*AIM*. Below are the records; reproduce all of them exactly but without any images.

[Stored data]
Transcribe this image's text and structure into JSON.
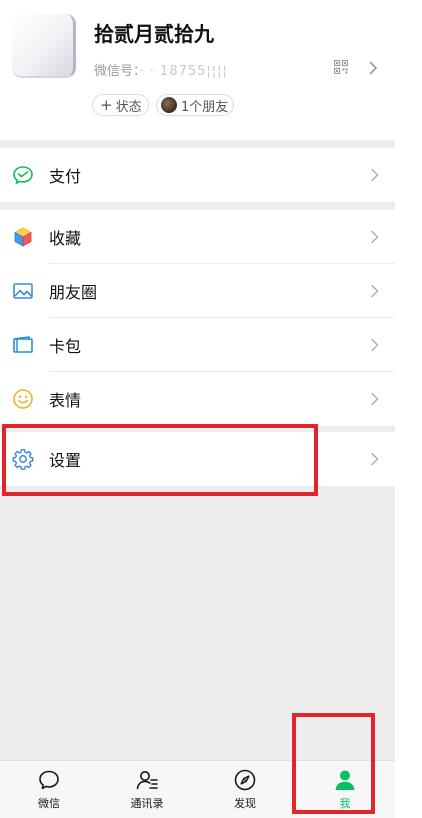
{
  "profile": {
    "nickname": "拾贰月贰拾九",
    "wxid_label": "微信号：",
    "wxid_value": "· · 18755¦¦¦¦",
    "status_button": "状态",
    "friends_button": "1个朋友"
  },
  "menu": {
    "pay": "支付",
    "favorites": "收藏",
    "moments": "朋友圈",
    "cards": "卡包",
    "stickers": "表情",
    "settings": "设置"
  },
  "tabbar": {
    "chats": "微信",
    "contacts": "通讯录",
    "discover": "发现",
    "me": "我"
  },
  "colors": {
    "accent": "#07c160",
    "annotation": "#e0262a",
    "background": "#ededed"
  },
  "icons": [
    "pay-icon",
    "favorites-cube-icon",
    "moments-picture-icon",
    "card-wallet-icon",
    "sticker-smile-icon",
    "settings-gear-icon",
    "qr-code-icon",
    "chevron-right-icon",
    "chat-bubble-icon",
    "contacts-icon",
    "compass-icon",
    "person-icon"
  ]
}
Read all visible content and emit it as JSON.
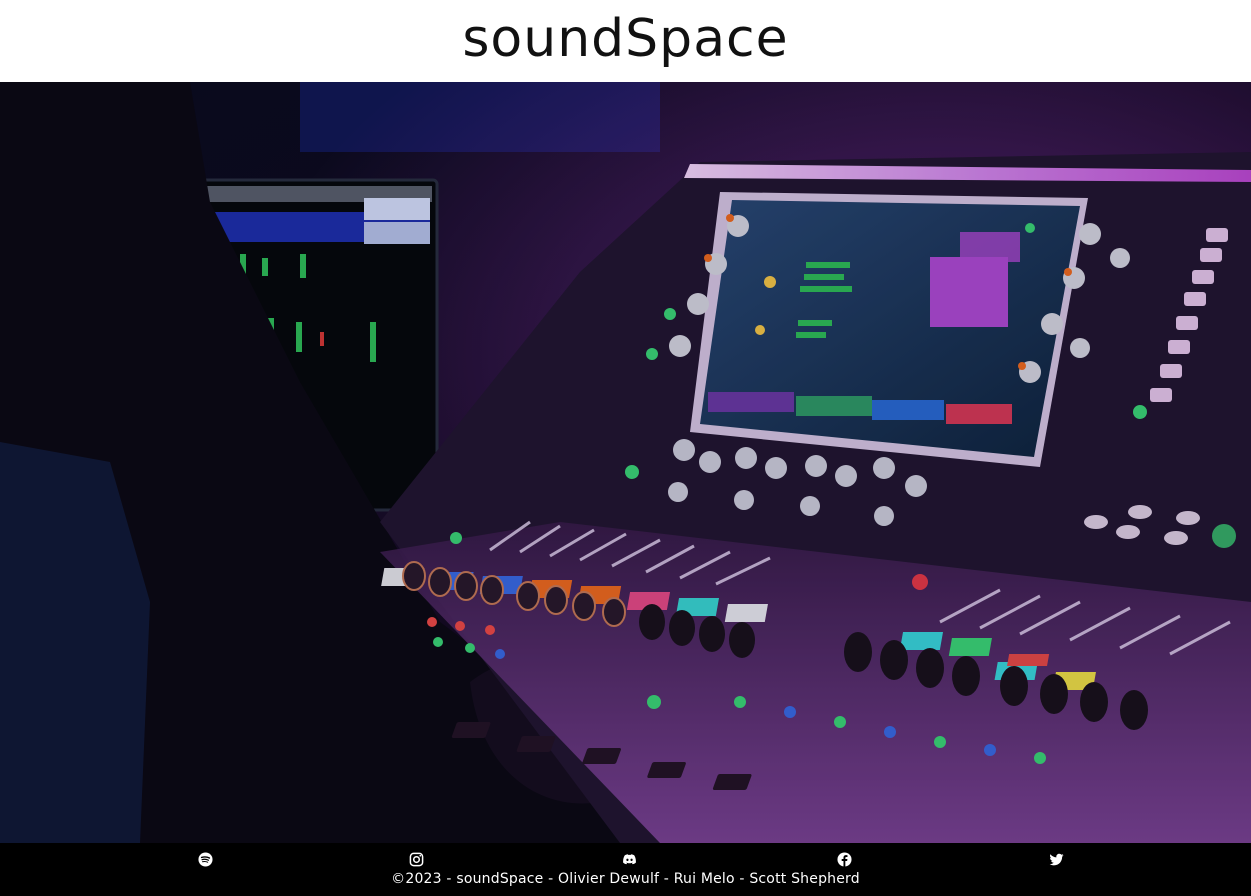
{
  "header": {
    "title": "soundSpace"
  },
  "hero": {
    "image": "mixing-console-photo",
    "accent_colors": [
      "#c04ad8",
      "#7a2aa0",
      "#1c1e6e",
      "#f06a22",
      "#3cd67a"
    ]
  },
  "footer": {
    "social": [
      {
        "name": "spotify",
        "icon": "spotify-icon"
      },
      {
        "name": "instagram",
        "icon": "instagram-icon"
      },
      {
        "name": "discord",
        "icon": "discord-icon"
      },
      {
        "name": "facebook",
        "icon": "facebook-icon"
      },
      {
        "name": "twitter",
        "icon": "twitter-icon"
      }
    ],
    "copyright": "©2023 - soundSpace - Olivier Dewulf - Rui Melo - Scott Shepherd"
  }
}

*EXERCISE ANSWER*.
Transcribe this image's text and structure into JSON.
{
  "profile": {
    "nickname": "拾贰月贰拾九",
    "wxid_label": "微信号：",
    "wxid_value": "· · 18755¦¦¦¦",
    "status_button": "状态",
    "friends_button": "1个朋友"
  },
  "menu": {
    "pay": "支付",
    "favorites": "收藏",
    "moments": "朋友圈",
    "cards": "卡包",
    "stickers": "表情",
    "settings": "设置"
  },
  "tabbar": {
    "chats": "微信",
    "contacts": "通讯录",
    "discover": "发现",
    "me": "我"
  },
  "colors": {
    "accent": "#07c160",
    "annotation": "#e0262a",
    "background": "#ededed"
  },
  "icons": [
    "pay-icon",
    "favorites-cube-icon",
    "moments-picture-icon",
    "card-wallet-icon",
    "sticker-smile-icon",
    "settings-gear-icon",
    "qr-code-icon",
    "chevron-right-icon",
    "chat-bubble-icon",
    "contacts-icon",
    "compass-icon",
    "person-icon"
  ]
}
Read all visible content and emit it as JSON.
{
  "header": {
    "title": "soundSpace"
  },
  "hero": {
    "image": "mixing-console-photo",
    "accent_colors": [
      "#c04ad8",
      "#7a2aa0",
      "#1c1e6e",
      "#f06a22",
      "#3cd67a"
    ]
  },
  "footer": {
    "social": [
      {
        "name": "spotify",
        "icon": "spotify-icon"
      },
      {
        "name": "instagram",
        "icon": "instagram-icon"
      },
      {
        "name": "discord",
        "icon": "discord-icon"
      },
      {
        "name": "facebook",
        "icon": "facebook-icon"
      },
      {
        "name": "twitter",
        "icon": "twitter-icon"
      }
    ],
    "copyright": "©2023 - soundSpace - Olivier Dewulf - Rui Melo - Scott Shepherd"
  }
}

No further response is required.